Data records

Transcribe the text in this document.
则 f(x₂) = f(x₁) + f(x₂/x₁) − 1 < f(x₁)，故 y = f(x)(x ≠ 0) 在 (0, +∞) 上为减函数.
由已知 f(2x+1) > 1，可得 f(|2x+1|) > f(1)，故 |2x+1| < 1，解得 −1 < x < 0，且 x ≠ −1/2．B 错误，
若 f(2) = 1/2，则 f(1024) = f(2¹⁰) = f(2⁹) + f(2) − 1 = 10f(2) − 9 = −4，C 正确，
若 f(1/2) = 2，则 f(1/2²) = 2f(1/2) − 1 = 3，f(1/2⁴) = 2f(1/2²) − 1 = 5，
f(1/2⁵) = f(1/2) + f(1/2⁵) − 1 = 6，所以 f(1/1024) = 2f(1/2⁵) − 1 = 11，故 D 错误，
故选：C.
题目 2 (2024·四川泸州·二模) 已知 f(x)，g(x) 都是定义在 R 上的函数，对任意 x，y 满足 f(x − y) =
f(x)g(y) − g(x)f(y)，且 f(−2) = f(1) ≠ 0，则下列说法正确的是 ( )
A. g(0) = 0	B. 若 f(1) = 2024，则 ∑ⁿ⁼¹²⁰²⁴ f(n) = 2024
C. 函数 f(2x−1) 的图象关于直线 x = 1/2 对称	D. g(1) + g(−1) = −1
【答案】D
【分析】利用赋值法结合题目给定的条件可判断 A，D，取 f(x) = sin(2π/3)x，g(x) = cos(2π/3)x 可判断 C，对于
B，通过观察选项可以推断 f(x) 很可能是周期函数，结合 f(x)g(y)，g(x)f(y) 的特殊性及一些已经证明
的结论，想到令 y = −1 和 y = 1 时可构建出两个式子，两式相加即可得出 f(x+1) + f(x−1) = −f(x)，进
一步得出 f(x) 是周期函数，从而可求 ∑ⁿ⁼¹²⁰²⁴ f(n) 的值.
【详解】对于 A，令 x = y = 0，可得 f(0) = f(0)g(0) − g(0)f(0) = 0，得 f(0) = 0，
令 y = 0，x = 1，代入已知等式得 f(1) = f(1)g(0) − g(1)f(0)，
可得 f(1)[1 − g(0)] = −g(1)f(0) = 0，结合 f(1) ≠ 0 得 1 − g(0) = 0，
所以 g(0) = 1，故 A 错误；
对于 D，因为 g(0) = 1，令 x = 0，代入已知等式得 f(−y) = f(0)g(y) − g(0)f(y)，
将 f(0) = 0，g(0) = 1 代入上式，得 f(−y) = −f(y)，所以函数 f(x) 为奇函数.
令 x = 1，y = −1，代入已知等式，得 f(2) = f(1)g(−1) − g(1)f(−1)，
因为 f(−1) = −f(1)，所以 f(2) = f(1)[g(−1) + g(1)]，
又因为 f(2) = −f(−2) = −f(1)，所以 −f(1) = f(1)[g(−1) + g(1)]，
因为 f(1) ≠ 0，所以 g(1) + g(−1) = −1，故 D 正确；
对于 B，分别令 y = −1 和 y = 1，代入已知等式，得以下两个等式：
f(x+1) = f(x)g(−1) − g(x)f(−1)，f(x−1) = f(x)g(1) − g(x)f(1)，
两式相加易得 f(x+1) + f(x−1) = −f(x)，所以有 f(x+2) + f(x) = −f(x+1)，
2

Problem details
Reproduce the full listing above, character for character.

Result
Transcribe the text in this document.
则 f(x₂) = f(x₁) + f(x₂/x₁) − 1 < f(x₁)，故 y = f(x)(x ≠ 0) 在 (0, +∞) 上为减函数.
由已知 f(2x+1) > 1，可得 f(|2x+1|) > f(1)，故 |2x+1| < 1，解得 −1 < x < 0，且 x ≠ −1/2．B 错误，
若 f(2) = 1/2，则 f(1024) = f(2¹⁰) = f(2⁹) + f(2) − 1 = 10f(2) − 9 = −4，C 正确，
若 f(1/2) = 2，则 f(1/2²) = 2f(1/2) − 1 = 3，f(1/2⁴) = 2f(1/2²) − 1 = 5，
f(1/2⁵) = f(1/2) + f(1/2⁵) − 1 = 6，所以 f(1/1024) = 2f(1/2⁵) − 1 = 11，故 D 错误，
故选：C.
题目 2 (2024·四川泸州·二模) 已知 f(x)，g(x) 都是定义在 R 上的函数，对任意 x，y 满足 f(x − y) =
f(x)g(y) − g(x)f(y)，且 f(−2) = f(1) ≠ 0，则下列说法正确的是 ( )
A. g(0) = 0	B. 若 f(1) = 2024，则 ∑ⁿ⁼¹²⁰²⁴ f(n) = 2024
C. 函数 f(2x−1) 的图象关于直线 x = 1/2 对称	D. g(1) + g(−1) = −1
【答案】D
【分析】利用赋值法结合题目给定的条件可判断 A，D，取 f(x) = sin(2π/3)x，g(x) = cos(2π/3)x 可判断 C，对于
B，通过观察选项可以推断 f(x) 很可能是周期函数，结合 f(x)g(y)，g(x)f(y) 的特殊性及一些已经证明
的结论，想到令 y = −1 和 y = 1 时可构建出两个式子，两式相加即可得出 f(x+1) + f(x−1) = −f(x)，进
一步得出 f(x) 是周期函数，从而可求 ∑ⁿ⁼¹²⁰²⁴ f(n) 的值.
【详解】对于 A，令 x = y = 0，可得 f(0) = f(0)g(0) − g(0)f(0) = 0，得 f(0) = 0，
令 y = 0，x = 1，代入已知等式得 f(1) = f(1)g(0) − g(1)f(0)，
可得 f(1)[1 − g(0)] = −g(1)f(0) = 0，结合 f(1) ≠ 0 得 1 − g(0) = 0，
所以 g(0) = 1，故 A 错误；
对于 D，因为 g(0) = 1，令 x = 0，代入已知等式得 f(−y) = f(0)g(y) − g(0)f(y)，
将 f(0) = 0，g(0) = 1 代入上式，得 f(−y) = −f(y)，所以函数 f(x) 为奇函数.
令 x = 1，y = −1，代入已知等式，得 f(2) = f(1)g(−1) − g(1)f(−1)，
因为 f(−1) = −f(1)，所以 f(2) = f(1)[g(−1) + g(1)]，
又因为 f(2) = −f(−2) = −f(1)，所以 −f(1) = f(1)[g(−1) + g(1)]，
因为 f(1) ≠ 0，所以 g(1) + g(−1) = −1，故 D 正确；
对于 B，分别令 y = −1 和 y = 1，代入已知等式，得以下两个等式：
f(x+1) = f(x)g(−1) − g(x)f(−1)，f(x−1) = f(x)g(1) − g(x)f(1)，
两式相加易得 f(x+1) + f(x−1) = −f(x)，所以有 f(x+2) + f(x) = −f(x+1)，
2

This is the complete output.